* Begin Data shown *

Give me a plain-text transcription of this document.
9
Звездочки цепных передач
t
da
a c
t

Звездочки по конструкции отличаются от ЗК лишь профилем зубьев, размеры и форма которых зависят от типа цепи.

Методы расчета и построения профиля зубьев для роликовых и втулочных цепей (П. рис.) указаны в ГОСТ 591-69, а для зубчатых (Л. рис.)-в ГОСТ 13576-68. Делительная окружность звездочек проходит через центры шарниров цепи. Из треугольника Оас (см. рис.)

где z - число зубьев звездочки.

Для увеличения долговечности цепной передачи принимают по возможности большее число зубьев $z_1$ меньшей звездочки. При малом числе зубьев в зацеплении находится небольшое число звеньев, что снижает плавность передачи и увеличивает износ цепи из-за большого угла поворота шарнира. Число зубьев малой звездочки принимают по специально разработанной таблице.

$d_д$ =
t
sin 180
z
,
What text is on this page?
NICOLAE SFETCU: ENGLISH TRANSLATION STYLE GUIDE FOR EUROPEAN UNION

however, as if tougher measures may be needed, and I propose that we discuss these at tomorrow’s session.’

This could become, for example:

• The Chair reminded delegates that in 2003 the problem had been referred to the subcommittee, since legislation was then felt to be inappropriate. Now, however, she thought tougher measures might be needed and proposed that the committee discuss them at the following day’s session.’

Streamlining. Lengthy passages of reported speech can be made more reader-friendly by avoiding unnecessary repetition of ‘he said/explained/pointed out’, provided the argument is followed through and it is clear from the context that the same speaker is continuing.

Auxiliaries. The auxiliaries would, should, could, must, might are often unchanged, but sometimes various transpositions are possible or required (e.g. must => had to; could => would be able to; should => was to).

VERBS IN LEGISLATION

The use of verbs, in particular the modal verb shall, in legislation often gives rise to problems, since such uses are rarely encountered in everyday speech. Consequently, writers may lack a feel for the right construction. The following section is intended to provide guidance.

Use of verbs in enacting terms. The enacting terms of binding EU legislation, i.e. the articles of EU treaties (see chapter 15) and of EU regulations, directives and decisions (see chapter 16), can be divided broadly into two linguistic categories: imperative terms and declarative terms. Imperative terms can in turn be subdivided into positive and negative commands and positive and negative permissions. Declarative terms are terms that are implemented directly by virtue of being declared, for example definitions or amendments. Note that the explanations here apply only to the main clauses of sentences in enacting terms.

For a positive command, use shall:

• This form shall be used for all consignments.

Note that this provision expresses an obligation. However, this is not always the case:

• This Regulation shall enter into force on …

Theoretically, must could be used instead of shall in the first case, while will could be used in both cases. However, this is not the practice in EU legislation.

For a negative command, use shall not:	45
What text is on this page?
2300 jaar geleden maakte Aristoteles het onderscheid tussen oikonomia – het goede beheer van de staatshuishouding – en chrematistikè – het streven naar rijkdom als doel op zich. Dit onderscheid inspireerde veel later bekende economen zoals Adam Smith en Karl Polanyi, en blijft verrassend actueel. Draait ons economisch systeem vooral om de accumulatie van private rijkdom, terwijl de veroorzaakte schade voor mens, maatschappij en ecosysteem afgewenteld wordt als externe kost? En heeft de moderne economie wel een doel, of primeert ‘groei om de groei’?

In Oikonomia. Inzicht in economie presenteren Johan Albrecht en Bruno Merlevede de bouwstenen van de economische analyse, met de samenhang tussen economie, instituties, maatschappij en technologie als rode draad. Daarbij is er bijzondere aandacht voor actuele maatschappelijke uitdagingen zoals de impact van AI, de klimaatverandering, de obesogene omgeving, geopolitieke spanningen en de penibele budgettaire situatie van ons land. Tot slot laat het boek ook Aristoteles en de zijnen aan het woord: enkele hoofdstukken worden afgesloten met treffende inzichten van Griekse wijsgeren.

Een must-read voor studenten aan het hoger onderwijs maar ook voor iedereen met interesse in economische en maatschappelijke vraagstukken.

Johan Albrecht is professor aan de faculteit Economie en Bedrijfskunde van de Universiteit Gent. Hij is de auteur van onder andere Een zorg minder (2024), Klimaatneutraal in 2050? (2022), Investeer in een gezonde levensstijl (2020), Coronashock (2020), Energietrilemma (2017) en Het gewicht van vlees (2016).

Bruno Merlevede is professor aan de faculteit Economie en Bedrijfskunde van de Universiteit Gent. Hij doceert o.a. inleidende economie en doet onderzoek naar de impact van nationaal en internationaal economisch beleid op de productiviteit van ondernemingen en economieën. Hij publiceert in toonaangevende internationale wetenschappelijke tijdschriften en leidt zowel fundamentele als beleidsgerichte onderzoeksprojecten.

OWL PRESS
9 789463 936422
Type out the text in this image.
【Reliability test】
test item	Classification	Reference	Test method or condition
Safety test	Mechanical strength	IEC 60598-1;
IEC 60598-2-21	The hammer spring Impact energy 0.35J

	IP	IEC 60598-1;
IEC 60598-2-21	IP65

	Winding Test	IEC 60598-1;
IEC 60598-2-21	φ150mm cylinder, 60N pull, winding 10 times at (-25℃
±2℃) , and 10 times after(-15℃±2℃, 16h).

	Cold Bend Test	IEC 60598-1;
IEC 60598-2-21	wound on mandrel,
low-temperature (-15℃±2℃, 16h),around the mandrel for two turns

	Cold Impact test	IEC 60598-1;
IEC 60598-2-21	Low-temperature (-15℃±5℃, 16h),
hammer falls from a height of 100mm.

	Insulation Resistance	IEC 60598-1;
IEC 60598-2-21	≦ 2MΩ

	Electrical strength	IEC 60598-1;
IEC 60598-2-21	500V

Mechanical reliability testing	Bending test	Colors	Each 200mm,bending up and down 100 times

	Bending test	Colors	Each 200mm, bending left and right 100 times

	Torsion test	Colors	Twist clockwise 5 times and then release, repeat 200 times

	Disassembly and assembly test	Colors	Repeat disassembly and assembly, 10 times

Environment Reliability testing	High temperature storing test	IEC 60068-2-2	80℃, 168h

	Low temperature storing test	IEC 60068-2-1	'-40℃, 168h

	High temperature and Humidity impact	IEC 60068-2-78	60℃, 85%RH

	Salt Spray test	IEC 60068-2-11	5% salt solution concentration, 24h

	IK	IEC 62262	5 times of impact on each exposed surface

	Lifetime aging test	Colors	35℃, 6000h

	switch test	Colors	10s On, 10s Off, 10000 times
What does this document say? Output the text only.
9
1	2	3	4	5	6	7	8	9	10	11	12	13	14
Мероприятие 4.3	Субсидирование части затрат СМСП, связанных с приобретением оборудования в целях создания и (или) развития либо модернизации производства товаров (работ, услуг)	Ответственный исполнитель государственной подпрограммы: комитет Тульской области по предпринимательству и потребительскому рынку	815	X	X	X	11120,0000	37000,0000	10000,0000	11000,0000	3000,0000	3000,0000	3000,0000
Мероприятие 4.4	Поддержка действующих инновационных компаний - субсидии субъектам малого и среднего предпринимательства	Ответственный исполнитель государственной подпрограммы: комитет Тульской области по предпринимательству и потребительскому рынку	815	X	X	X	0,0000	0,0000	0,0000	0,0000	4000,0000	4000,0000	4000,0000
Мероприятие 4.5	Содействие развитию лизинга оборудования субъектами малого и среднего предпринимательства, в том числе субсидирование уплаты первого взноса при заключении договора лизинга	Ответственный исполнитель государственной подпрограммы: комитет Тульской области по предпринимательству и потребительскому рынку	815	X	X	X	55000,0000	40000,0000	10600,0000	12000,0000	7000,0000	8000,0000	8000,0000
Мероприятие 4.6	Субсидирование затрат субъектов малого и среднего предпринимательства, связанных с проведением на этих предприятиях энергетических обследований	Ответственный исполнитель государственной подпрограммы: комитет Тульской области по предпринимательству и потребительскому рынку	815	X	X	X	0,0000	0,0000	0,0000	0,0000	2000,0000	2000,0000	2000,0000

* End Data shown *

For this exercise, gather every line of the data that contains the word "mandrel".

Right answer:
IEC 60598-2-21	wound on mandrel,
low-temperature (-15℃±2℃, 16h),around the mandrel for two turns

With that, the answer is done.